■ Data lines:

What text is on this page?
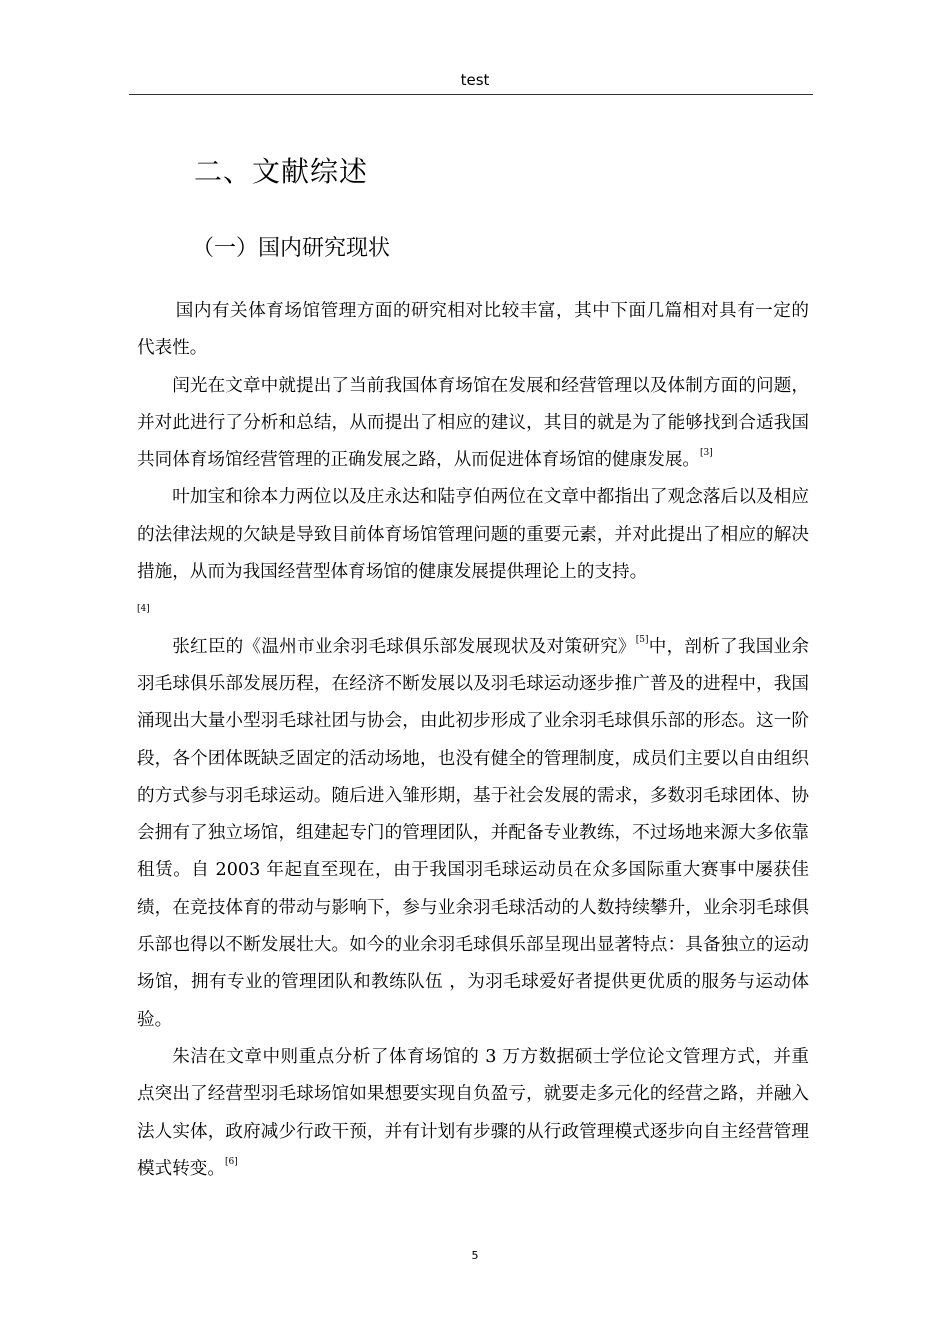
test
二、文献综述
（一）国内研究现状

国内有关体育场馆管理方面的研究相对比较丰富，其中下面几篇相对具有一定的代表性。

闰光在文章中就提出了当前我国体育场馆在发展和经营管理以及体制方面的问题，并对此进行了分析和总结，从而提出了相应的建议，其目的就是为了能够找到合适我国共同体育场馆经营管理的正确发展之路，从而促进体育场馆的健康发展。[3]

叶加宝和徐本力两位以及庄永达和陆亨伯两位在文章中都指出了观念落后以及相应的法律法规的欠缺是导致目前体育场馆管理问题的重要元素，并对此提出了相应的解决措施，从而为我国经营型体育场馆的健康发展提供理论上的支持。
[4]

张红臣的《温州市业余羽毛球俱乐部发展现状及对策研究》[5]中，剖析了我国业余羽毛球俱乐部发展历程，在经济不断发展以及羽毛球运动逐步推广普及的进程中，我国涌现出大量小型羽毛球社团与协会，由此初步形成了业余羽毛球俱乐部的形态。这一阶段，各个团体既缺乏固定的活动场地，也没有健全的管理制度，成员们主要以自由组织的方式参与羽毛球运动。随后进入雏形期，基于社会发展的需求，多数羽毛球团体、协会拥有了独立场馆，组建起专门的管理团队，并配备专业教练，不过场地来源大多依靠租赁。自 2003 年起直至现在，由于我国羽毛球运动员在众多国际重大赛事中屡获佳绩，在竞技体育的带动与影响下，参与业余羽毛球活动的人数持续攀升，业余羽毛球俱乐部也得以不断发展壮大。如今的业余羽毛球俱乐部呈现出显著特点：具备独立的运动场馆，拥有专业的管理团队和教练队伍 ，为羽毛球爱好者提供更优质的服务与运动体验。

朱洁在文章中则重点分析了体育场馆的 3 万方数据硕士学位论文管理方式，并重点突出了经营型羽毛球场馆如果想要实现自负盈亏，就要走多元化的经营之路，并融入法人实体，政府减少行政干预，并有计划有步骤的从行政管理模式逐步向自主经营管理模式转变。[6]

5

■ Written problem: Transcribe each entry precisely as given, leaving the pictures out.

■ Result:
What text is on this page?
test
二、文献综述
（一）国内研究现状

国内有关体育场馆管理方面的研究相对比较丰富，其中下面几篇相对具有一定的代表性。

闰光在文章中就提出了当前我国体育场馆在发展和经营管理以及体制方面的问题，并对此进行了分析和总结，从而提出了相应的建议，其目的就是为了能够找到合适我国共同体育场馆经营管理的正确发展之路，从而促进体育场馆的健康发展。[3]

叶加宝和徐本力两位以及庄永达和陆亨伯两位在文章中都指出了观念落后以及相应的法律法规的欠缺是导致目前体育场馆管理问题的重要元素，并对此提出了相应的解决措施，从而为我国经营型体育场馆的健康发展提供理论上的支持。
[4]

张红臣的《温州市业余羽毛球俱乐部发展现状及对策研究》[5]中，剖析了我国业余羽毛球俱乐部发展历程，在经济不断发展以及羽毛球运动逐步推广普及的进程中，我国涌现出大量小型羽毛球社团与协会，由此初步形成了业余羽毛球俱乐部的形态。这一阶段，各个团体既缺乏固定的活动场地，也没有健全的管理制度，成员们主要以自由组织的方式参与羽毛球运动。随后进入雏形期，基于社会发展的需求，多数羽毛球团体、协会拥有了独立场馆，组建起专门的管理团队，并配备专业教练，不过场地来源大多依靠租赁。自 2003 年起直至现在，由于我国羽毛球运动员在众多国际重大赛事中屡获佳绩，在竞技体育的带动与影响下，参与业余羽毛球活动的人数持续攀升，业余羽毛球俱乐部也得以不断发展壮大。如今的业余羽毛球俱乐部呈现出显著特点：具备独立的运动场馆，拥有专业的管理团队和教练队伍 ，为羽毛球爱好者提供更优质的服务与运动体验。

朱洁在文章中则重点分析了体育场馆的 3 万方数据硕士学位论文管理方式，并重点突出了经营型羽毛球场馆如果想要实现自负盈亏，就要走多元化的经营之路，并融入法人实体，政府减少行政干预，并有计划有步骤的从行政管理模式逐步向自主经营管理模式转变。[6]

5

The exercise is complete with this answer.